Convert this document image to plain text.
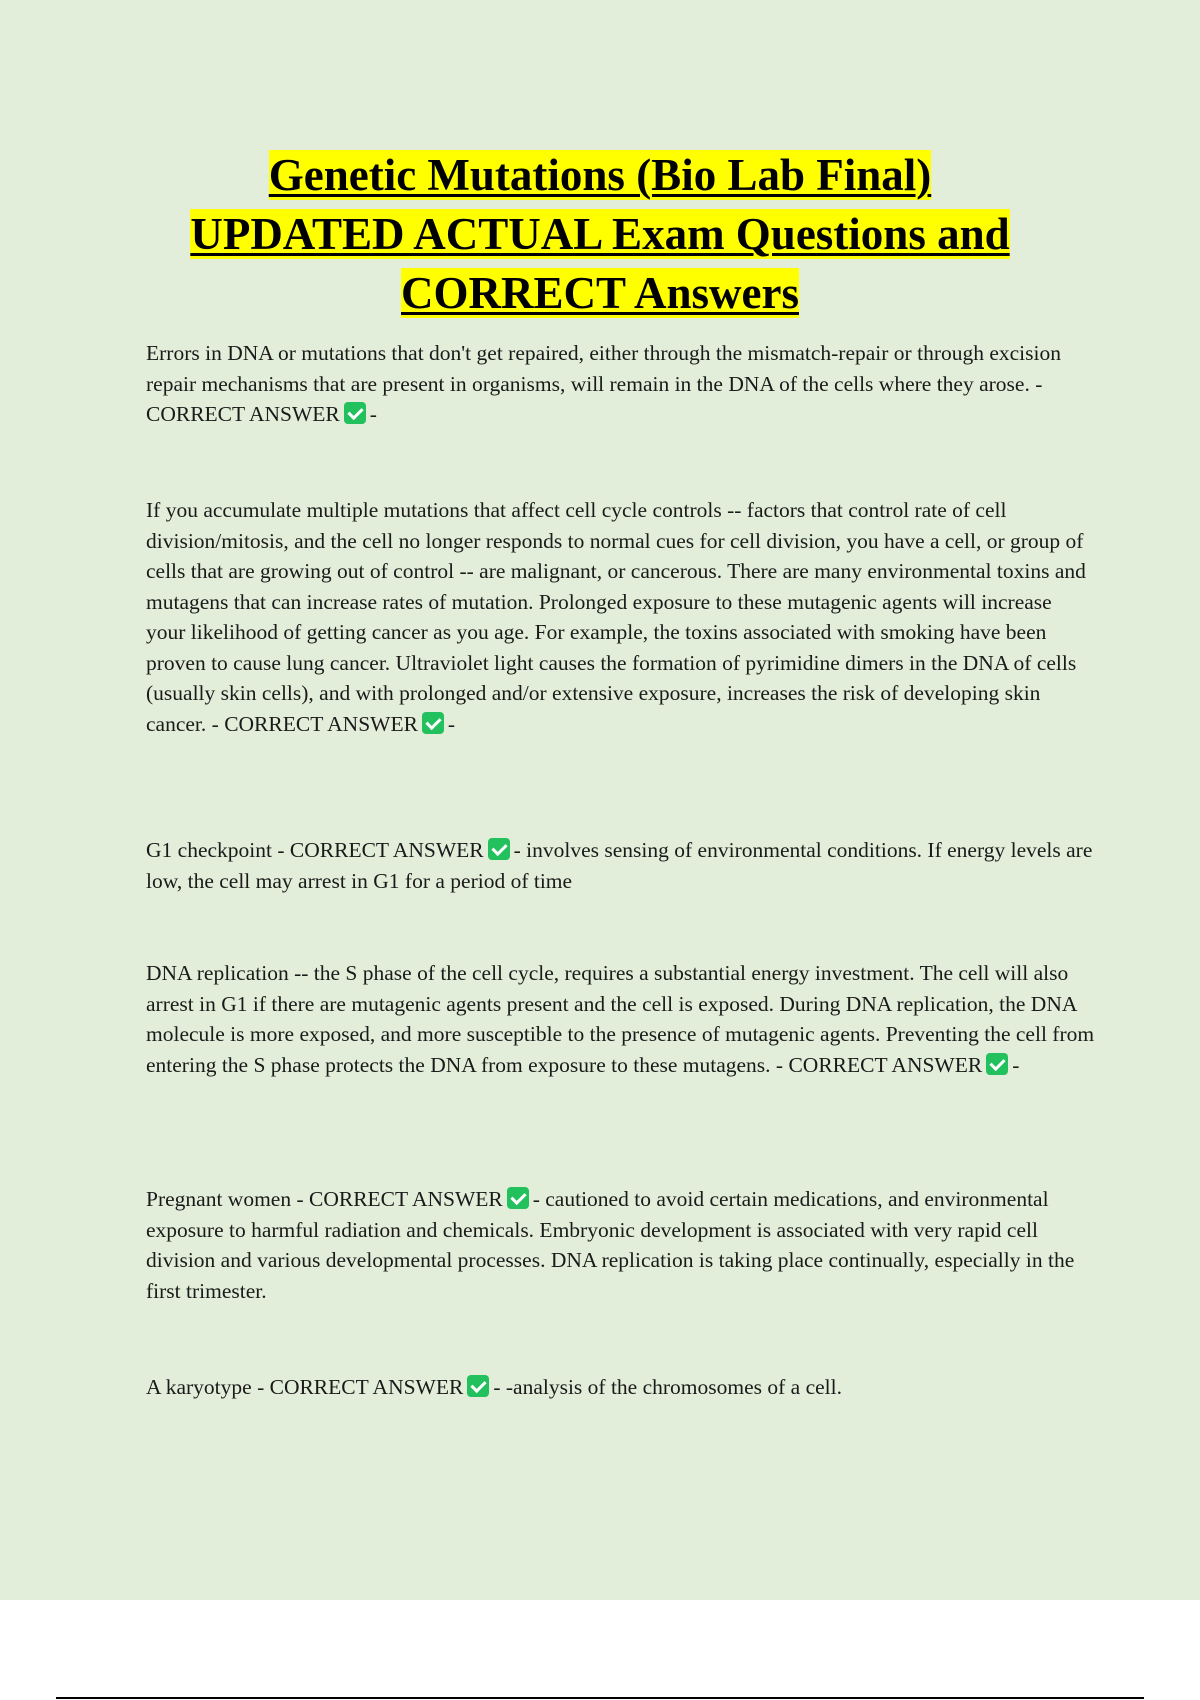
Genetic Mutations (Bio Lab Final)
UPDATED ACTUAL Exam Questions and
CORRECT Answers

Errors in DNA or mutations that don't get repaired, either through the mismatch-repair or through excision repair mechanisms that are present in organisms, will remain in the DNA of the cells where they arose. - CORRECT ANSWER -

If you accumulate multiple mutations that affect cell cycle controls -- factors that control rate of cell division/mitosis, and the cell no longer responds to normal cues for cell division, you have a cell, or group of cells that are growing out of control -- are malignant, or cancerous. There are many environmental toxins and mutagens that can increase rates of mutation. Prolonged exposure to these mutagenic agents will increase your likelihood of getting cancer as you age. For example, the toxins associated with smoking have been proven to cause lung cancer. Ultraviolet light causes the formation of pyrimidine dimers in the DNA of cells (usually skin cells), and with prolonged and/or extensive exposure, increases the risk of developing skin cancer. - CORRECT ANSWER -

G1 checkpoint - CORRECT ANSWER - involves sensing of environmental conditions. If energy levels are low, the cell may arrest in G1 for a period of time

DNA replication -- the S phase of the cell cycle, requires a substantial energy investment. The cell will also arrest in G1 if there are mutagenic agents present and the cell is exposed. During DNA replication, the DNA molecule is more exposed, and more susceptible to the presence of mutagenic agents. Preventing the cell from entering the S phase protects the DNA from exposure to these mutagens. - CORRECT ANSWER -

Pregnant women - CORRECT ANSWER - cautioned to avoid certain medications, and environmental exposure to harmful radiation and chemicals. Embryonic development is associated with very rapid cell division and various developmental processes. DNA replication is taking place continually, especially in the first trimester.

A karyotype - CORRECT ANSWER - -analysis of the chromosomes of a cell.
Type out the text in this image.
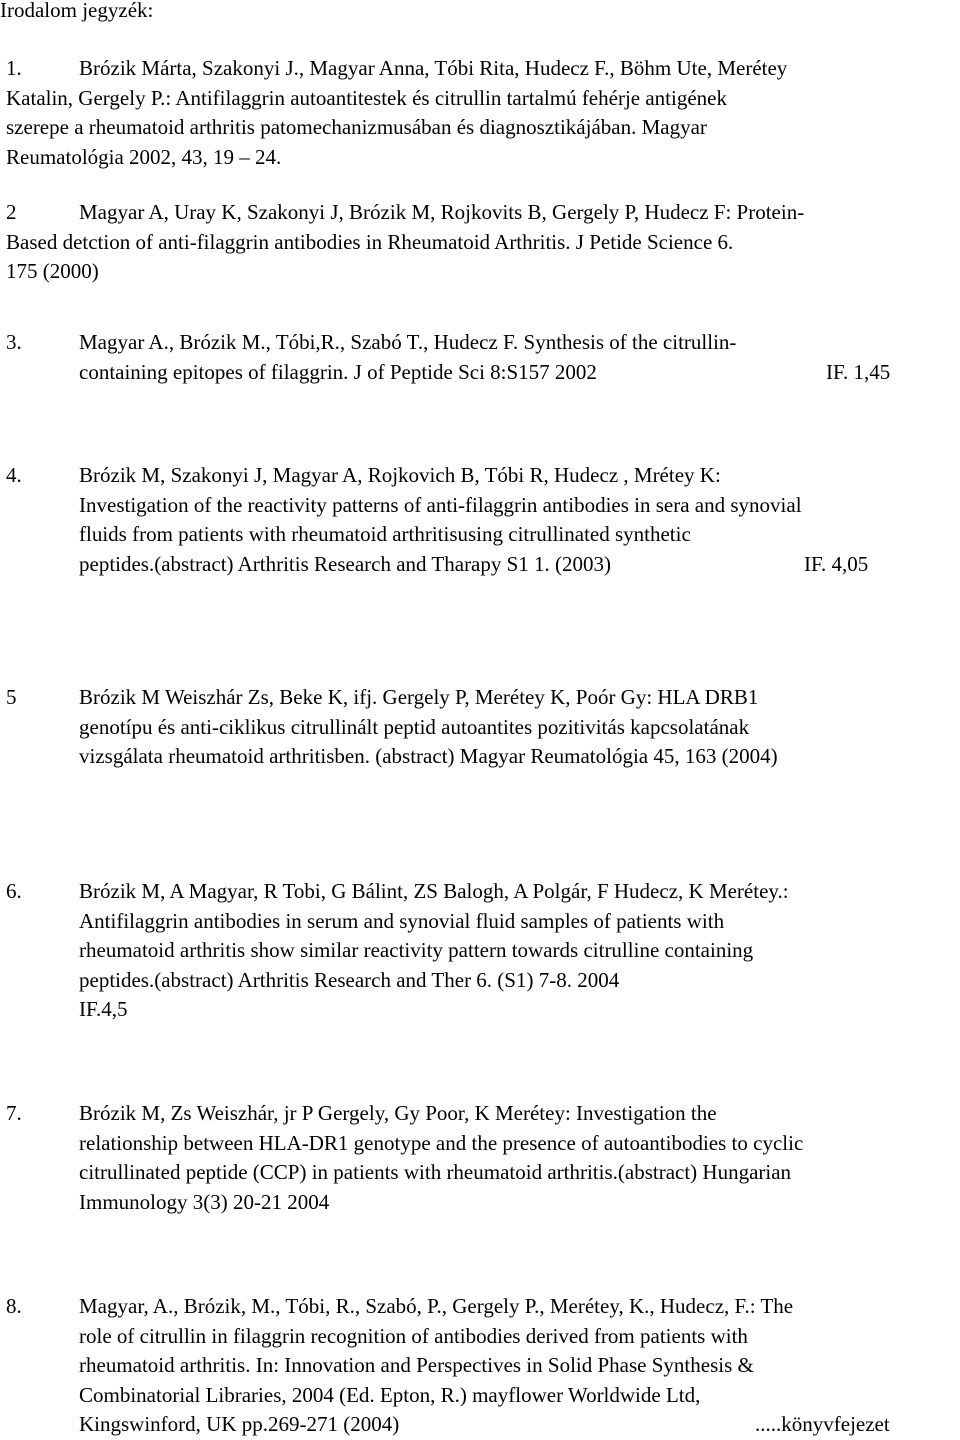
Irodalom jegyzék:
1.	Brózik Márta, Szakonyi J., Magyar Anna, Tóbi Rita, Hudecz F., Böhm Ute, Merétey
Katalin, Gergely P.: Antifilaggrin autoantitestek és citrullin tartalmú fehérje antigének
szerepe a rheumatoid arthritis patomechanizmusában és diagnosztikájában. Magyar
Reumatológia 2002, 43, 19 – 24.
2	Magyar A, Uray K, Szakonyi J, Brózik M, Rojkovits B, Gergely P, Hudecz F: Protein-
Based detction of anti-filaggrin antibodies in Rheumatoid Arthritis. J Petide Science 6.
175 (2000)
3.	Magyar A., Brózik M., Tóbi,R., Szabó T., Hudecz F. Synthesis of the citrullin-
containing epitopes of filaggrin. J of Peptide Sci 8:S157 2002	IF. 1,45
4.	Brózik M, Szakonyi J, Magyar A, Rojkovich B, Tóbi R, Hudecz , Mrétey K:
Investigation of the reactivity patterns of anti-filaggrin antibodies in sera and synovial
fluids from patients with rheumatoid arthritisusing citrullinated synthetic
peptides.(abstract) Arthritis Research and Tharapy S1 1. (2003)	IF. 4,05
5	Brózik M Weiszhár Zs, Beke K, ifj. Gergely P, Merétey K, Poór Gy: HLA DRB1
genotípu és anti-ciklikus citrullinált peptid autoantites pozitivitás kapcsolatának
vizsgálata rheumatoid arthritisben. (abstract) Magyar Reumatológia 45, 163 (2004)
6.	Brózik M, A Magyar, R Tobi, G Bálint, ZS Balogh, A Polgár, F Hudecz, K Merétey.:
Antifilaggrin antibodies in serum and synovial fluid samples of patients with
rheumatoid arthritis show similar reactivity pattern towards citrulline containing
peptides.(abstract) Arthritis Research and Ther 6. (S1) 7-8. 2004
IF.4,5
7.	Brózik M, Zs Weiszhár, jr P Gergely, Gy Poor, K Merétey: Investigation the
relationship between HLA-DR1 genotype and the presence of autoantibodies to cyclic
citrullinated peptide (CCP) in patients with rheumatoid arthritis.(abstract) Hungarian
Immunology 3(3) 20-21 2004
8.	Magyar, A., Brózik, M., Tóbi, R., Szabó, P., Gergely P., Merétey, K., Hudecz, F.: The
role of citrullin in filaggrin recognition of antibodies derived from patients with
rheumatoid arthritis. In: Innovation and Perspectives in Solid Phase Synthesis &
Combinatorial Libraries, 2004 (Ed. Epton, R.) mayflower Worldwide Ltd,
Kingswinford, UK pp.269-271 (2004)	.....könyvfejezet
* * *
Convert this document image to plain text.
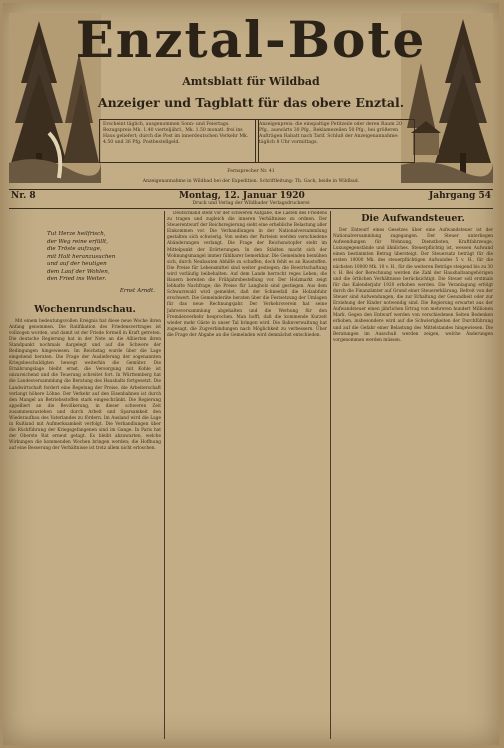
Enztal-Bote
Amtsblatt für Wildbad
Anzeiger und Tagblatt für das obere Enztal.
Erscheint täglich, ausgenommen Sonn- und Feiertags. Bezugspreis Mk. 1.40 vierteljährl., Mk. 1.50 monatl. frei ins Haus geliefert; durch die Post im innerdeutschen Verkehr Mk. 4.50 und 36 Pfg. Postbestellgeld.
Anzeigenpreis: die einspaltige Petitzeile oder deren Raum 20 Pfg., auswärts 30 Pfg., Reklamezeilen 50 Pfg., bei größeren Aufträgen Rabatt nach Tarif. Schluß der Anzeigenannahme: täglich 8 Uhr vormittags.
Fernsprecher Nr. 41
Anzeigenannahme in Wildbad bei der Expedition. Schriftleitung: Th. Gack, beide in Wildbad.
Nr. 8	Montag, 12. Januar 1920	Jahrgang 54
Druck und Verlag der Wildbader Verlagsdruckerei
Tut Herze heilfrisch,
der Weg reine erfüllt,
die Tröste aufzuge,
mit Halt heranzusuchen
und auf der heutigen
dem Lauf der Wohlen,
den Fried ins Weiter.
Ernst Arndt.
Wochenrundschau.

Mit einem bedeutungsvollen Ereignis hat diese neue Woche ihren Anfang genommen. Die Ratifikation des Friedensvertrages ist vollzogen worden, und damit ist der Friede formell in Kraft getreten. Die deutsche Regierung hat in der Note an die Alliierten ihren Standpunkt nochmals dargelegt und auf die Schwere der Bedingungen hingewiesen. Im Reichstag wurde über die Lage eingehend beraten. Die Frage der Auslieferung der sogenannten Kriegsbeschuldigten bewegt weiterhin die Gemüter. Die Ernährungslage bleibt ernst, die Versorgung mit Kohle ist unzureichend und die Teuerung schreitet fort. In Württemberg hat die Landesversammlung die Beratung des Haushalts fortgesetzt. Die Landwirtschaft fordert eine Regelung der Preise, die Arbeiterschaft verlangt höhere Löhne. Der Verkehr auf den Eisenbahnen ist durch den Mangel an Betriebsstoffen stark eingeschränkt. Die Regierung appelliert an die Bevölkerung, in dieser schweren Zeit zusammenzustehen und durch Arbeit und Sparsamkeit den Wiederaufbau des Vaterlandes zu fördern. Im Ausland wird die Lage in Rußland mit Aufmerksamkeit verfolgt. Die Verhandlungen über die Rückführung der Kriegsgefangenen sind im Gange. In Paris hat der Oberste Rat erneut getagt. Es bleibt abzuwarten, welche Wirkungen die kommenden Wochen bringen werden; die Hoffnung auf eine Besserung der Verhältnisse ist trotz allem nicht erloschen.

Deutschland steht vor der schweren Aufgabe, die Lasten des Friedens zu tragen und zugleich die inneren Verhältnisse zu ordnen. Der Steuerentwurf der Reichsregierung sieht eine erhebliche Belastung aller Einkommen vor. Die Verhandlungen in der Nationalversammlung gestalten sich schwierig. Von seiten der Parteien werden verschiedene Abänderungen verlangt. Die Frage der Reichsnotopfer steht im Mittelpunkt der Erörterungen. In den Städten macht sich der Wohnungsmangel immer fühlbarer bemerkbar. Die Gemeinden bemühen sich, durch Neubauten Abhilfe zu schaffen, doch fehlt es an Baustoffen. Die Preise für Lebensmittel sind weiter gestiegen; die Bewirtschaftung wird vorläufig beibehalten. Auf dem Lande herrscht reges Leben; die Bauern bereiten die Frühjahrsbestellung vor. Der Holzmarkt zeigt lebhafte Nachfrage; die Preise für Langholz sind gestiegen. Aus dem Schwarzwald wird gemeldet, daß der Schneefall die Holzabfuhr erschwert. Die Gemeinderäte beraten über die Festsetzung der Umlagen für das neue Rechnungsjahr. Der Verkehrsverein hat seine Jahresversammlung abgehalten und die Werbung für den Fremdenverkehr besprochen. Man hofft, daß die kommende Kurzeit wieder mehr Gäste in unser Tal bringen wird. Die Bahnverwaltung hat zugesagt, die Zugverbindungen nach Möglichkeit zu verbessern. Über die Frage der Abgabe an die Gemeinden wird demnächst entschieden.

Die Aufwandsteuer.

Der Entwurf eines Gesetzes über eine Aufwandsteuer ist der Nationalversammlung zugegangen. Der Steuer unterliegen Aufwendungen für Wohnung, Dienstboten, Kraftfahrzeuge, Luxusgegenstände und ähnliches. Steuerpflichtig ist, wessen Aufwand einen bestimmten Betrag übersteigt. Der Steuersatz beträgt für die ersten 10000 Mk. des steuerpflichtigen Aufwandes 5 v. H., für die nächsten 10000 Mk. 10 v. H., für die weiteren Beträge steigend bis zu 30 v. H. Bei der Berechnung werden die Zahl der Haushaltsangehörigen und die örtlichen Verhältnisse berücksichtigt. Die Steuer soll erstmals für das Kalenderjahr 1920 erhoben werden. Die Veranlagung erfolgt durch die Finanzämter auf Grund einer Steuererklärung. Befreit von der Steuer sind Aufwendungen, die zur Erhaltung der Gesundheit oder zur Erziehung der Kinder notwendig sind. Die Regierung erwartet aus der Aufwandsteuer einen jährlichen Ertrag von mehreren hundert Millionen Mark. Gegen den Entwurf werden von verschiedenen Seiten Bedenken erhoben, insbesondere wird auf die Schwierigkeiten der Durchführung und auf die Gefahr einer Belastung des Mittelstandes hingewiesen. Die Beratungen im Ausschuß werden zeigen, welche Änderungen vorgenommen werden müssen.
---
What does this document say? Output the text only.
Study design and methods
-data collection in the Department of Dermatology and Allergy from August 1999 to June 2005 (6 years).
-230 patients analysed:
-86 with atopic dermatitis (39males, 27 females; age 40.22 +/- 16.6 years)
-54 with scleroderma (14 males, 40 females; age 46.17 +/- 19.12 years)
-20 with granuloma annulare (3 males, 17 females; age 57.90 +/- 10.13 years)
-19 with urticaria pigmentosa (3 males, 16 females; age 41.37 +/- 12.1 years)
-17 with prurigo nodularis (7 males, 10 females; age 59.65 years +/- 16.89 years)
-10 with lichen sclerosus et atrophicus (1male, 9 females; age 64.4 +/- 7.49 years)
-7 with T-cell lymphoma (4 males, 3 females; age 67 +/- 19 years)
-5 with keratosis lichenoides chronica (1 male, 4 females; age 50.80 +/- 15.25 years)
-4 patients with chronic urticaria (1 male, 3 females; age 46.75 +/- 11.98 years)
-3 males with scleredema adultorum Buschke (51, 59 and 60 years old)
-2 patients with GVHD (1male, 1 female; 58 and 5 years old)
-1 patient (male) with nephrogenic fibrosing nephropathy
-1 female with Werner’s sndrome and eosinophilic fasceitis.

**PROBLEM REQUIREMENTS:** Within the entries, find each line holding the string "nach". Reply with how many there are, as a number alone.

**SOLUTION TO THIS PROBLEM:** 2